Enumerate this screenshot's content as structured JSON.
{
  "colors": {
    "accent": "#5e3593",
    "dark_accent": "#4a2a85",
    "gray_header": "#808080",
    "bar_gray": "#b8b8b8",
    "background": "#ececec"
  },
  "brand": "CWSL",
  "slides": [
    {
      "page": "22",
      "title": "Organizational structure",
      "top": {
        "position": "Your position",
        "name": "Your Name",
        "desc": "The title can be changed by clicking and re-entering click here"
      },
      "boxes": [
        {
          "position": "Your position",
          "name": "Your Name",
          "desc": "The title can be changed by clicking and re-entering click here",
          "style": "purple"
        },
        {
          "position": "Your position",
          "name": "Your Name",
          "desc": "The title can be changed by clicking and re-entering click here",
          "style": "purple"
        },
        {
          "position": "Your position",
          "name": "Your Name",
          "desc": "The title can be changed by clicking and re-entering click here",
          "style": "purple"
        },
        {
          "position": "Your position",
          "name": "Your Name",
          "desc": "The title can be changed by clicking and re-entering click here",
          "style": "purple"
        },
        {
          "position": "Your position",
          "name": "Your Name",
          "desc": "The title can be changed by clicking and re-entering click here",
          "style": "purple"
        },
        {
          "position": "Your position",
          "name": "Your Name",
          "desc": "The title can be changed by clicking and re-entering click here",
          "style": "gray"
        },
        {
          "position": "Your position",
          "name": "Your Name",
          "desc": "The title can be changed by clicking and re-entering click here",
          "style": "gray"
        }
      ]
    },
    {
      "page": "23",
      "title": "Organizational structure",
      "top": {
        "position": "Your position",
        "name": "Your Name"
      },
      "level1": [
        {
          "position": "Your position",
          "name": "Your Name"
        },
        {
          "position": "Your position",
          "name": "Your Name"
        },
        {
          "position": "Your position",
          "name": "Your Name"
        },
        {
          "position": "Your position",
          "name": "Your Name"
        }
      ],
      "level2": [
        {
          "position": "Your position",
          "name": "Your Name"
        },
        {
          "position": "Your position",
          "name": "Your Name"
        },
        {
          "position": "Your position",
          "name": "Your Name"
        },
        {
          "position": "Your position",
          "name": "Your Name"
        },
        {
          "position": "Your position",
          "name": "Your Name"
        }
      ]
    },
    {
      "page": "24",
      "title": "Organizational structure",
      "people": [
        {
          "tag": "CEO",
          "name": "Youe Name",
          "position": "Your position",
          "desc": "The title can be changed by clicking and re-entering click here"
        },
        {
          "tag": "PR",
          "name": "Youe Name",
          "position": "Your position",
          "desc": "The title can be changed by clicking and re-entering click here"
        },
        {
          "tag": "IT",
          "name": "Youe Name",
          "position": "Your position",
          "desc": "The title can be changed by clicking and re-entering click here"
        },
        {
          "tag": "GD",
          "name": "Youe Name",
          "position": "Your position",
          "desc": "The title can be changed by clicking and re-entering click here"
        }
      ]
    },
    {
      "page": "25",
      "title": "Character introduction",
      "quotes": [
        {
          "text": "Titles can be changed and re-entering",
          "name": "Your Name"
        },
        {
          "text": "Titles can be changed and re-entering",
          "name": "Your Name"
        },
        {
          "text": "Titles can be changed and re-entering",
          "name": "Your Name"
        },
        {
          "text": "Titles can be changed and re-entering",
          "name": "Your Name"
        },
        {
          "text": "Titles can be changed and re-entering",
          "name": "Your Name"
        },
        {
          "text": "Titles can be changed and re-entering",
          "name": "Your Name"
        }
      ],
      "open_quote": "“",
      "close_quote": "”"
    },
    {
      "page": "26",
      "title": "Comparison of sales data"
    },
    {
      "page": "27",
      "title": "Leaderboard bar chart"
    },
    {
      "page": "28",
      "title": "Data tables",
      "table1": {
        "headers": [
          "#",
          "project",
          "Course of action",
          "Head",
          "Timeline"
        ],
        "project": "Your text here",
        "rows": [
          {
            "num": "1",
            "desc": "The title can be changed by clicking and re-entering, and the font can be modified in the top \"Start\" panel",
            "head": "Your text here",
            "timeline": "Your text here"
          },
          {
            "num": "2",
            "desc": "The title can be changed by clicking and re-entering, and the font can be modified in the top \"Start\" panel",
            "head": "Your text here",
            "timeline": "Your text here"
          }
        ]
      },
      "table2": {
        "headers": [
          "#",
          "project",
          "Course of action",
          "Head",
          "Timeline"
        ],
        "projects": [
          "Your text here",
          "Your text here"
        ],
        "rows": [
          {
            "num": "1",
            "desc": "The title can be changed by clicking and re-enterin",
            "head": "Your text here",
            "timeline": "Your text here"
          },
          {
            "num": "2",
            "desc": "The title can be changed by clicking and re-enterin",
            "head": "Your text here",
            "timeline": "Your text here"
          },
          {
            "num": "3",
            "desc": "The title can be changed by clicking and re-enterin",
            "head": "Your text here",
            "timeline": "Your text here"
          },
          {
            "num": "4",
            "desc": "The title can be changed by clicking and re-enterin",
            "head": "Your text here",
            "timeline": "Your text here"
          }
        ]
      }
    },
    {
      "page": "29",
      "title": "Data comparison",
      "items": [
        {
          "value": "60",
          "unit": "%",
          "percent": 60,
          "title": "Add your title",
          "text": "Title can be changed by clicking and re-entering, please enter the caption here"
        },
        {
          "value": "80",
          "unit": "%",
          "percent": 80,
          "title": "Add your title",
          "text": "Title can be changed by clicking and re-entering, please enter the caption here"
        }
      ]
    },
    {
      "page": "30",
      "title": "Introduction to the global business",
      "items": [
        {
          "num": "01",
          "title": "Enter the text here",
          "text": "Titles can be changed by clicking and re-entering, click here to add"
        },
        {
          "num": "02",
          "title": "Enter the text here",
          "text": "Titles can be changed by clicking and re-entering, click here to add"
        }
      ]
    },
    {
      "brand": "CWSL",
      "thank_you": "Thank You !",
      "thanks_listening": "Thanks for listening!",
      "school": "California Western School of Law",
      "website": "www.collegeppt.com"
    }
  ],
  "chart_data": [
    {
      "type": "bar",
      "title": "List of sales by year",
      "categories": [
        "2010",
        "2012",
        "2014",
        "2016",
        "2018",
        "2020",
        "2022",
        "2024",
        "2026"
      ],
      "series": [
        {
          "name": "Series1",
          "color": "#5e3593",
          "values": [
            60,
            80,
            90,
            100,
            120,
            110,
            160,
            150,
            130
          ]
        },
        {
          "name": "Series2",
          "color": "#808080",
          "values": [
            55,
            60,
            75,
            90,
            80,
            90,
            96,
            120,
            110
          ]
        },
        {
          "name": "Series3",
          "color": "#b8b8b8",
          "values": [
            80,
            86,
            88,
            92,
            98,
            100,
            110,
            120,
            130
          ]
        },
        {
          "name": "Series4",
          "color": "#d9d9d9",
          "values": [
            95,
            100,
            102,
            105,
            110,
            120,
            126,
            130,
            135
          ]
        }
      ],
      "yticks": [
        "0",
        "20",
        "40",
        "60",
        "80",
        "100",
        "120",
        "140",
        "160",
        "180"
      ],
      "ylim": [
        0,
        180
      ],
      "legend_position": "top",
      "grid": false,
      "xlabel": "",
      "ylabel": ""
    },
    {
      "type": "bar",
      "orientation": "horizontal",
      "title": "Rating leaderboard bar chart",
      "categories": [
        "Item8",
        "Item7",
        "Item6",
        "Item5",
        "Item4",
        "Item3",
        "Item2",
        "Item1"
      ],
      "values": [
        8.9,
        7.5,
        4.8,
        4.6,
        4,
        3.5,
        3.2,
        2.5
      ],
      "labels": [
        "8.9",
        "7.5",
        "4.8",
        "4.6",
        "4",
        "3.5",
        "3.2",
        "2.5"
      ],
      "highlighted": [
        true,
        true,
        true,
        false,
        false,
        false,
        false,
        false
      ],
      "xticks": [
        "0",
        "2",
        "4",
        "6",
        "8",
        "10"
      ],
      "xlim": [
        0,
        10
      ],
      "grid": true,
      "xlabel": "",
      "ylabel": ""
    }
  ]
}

------------------------------------

- Task details
Gather up the lines that contain the word "page".

- Complete output
      "page": "22",
      "page": "23",
      "page": "24",
      "page": "25",
      "page": "26",
      "page": "27",
      "page": "28",
      "page": "29",
      "page": "30",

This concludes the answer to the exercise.